* [Given exercise]:
Look through the data below and return each line where "this" appears.

[Extracts from a graphics dataset]
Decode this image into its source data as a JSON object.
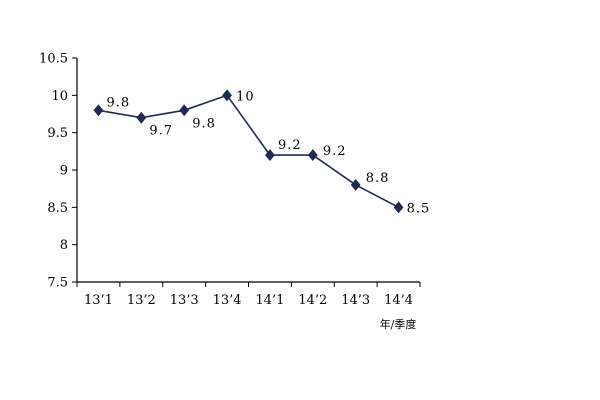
{
  "chart_data": {
    "type": "line",
    "categories": [
      "13’1",
      "13’2",
      "13’3",
      "13’4",
      "14’1",
      "14’2",
      "14’3",
      "14’4"
    ],
    "series": [
      {
        "values": [
          9.8,
          9.7,
          9.8,
          10,
          9.2,
          9.2,
          8.8,
          8.5
        ],
        "value_labels": [
          "9.8",
          "9.7",
          "9.8",
          "10",
          "9.2",
          "9.2",
          "8.8",
          "8.5"
        ]
      }
    ],
    "ylim": [
      7.5,
      10.5
    ],
    "y_ticks": [
      "7.5",
      "8",
      "8.5",
      "9",
      "9.5",
      "10",
      "10.5"
    ],
    "xlabel": "年/季度",
    "ylabel": "",
    "title": "",
    "grid": false,
    "line_color": "#1f2a52",
    "marker": "diamond"
  }
}
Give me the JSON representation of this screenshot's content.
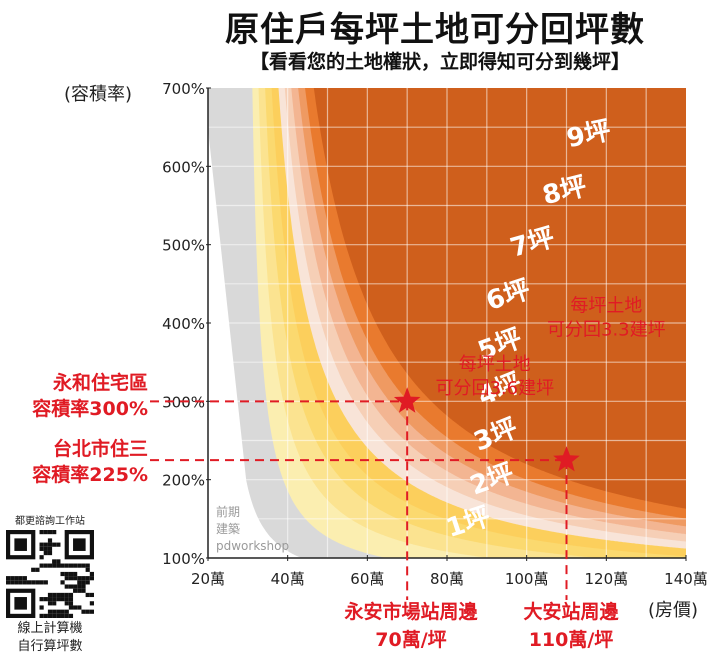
{
  "header": {
    "title": "原住戶每坪土地可分回坪數",
    "subtitle": "【看看您的土地權狀，立即得知可分到幾坪】"
  },
  "chart_data": {
    "type": "area",
    "title": "原住戶每坪土地可分回坪數",
    "subtitle": "【看看您的土地權狀，立即得知可分到幾坪】",
    "ylabel": "(容積率)",
    "xlabel": "(房價)",
    "xlim": [
      20,
      140
    ],
    "ylim": [
      100,
      700
    ],
    "x_ticks": [
      "20萬",
      "40萬",
      "60萬",
      "80萬",
      "100萬",
      "120萬",
      "140萬"
    ],
    "y_ticks": [
      "100%",
      "200%",
      "300%",
      "400%",
      "500%",
      "600%",
      "700%"
    ],
    "grid": true,
    "bands": [
      {
        "label": "1坪",
        "color": "#fbeeb0"
      },
      {
        "label": "2坪",
        "color": "#fbe390"
      },
      {
        "label": "3坪",
        "color": "#fbd96f"
      },
      {
        "label": "4坪",
        "color": "#fccf5c"
      },
      {
        "label": "5坪",
        "color": "#f8e4d8"
      },
      {
        "label": "6坪",
        "color": "#f6cfb6"
      },
      {
        "label": "7坪",
        "color": "#f3b592"
      },
      {
        "label": "8坪",
        "color": "#ef9a62"
      },
      {
        "label": "9坪",
        "color": "#e97a2e"
      }
    ],
    "points": [
      {
        "x": 70,
        "y": 300,
        "label_lines": [
          "每坪土地",
          "可分回3.6建坪"
        ]
      },
      {
        "x": 110,
        "y": 225,
        "label_lines": [
          "每坪土地",
          "可分回3.3建坪"
        ]
      }
    ],
    "colors": {
      "accent": "#e01b24",
      "outside": "#d9d9d9",
      "top_band": "#cf5f1c"
    }
  },
  "callouts": {
    "left_1": [
      "永和住宅區",
      "容積率300%"
    ],
    "left_2": [
      "台北市住三",
      "容積率225%"
    ],
    "bottom_1": [
      "永安市場站周邊",
      "70萬/坪"
    ],
    "bottom_2": [
      "大安站周邊",
      "110萬/坪"
    ]
  },
  "watermark": [
    "前期",
    "建築",
    "pdworkshop"
  ],
  "qr": {
    "caption": "都更諮詢工作站",
    "footer": [
      "線上計算機",
      "自行算坪數"
    ]
  }
}
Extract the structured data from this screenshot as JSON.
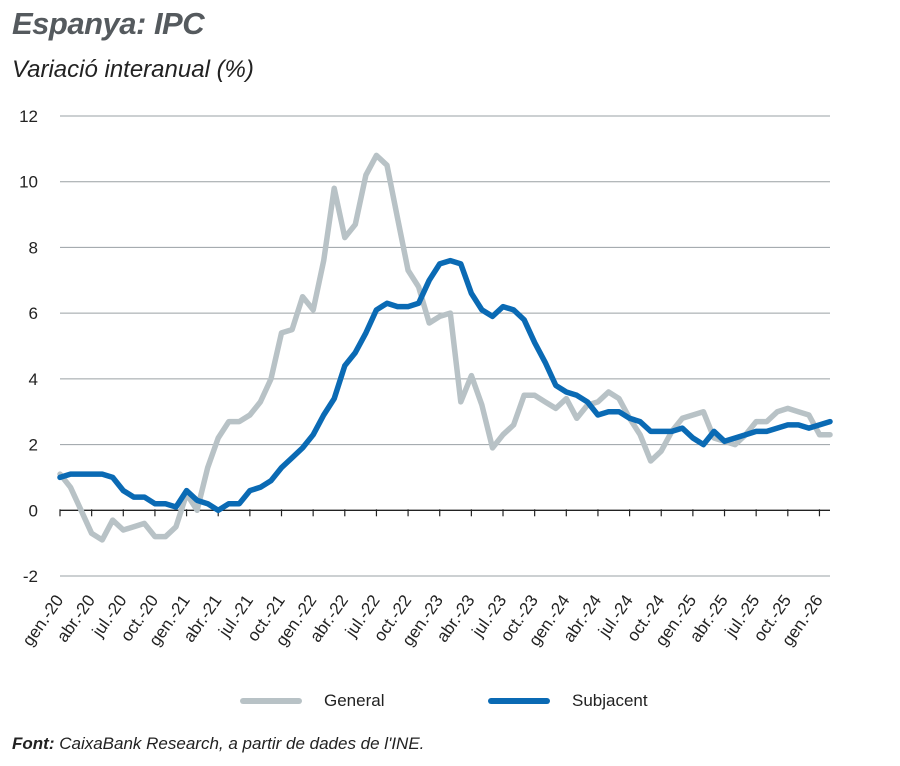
{
  "header": {
    "title": "Espanya: IPC",
    "subtitle": "Variació interanual (%)"
  },
  "footer": {
    "source_label": "Font:",
    "source_text": "CaixaBank Research, a partir de dades de l'INE."
  },
  "colors": {
    "general": "#b8c2c6",
    "subjacent": "#0a6ab4",
    "grid": "#9aa0a4",
    "axis": "#222222"
  },
  "chart_data": {
    "type": "line",
    "ylim": [
      -2,
      12
    ],
    "yticks": [
      -2,
      0,
      2,
      4,
      6,
      8,
      10,
      12
    ],
    "grid": true,
    "legend": "bottom",
    "x_tick_labels": [
      "gen.-20",
      "abr.-20",
      "jul.-20",
      "oct.-20",
      "gen.-21",
      "abr.-21",
      "jul.-21",
      "oct.-21",
      "gen.-22",
      "abr.-22",
      "jul.-22",
      "oct.-22",
      "gen.-23",
      "abr.-23",
      "jul.-23",
      "oct.-23",
      "gen.-24",
      "abr.-24",
      "jul.-24",
      "oct.-24",
      "gen.-25",
      "abr.-25",
      "jul.-25",
      "oct.-25",
      "gen.-26"
    ],
    "series": [
      {
        "name": "General",
        "values": [
          1.1,
          0.7,
          0.0,
          -0.7,
          -0.9,
          -0.3,
          -0.6,
          -0.5,
          -0.4,
          -0.8,
          -0.8,
          -0.5,
          0.5,
          0.0,
          1.3,
          2.2,
          2.7,
          2.7,
          2.9,
          3.3,
          4.0,
          5.4,
          5.5,
          6.5,
          6.1,
          7.6,
          9.8,
          8.3,
          8.7,
          10.2,
          10.8,
          10.5,
          8.9,
          7.3,
          6.8,
          5.7,
          5.9,
          6.0,
          3.3,
          4.1,
          3.2,
          1.9,
          2.3,
          2.6,
          3.5,
          3.5,
          3.3,
          3.1,
          3.4,
          2.8,
          3.2,
          3.3,
          3.6,
          3.4,
          2.8,
          2.3,
          1.5,
          1.8,
          2.4,
          2.8,
          2.9,
          3.0,
          2.2,
          2.1,
          2.0,
          2.3,
          2.7,
          2.7,
          3.0,
          3.1,
          3.0,
          2.9,
          2.3,
          2.3
        ],
        "color": "#b8c2c6"
      },
      {
        "name": "Subjacent",
        "values": [
          1.0,
          1.1,
          1.1,
          1.1,
          1.1,
          1.0,
          0.6,
          0.4,
          0.4,
          0.2,
          0.2,
          0.1,
          0.6,
          0.3,
          0.2,
          0.0,
          0.2,
          0.2,
          0.6,
          0.7,
          0.9,
          1.3,
          1.6,
          1.9,
          2.3,
          2.9,
          3.4,
          4.4,
          4.8,
          5.4,
          6.1,
          6.3,
          6.2,
          6.2,
          6.3,
          7.0,
          7.5,
          7.6,
          7.5,
          6.6,
          6.1,
          5.9,
          6.2,
          6.1,
          5.8,
          5.1,
          4.5,
          3.8,
          3.6,
          3.5,
          3.3,
          2.9,
          3.0,
          3.0,
          2.8,
          2.7,
          2.4,
          2.4,
          2.4,
          2.5,
          2.2,
          2.0,
          2.4,
          2.1,
          2.2,
          2.3,
          2.4,
          2.4,
          2.5,
          2.6,
          2.6,
          2.5,
          2.6,
          2.7
        ],
        "color": "#0a6ab4"
      }
    ]
  }
}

* [Answer to the problem]:
Decode this image into its source data as a JSON object.
Give me the JSON representation of this screenshot's content.
Extract the structured data from this screenshot as JSON.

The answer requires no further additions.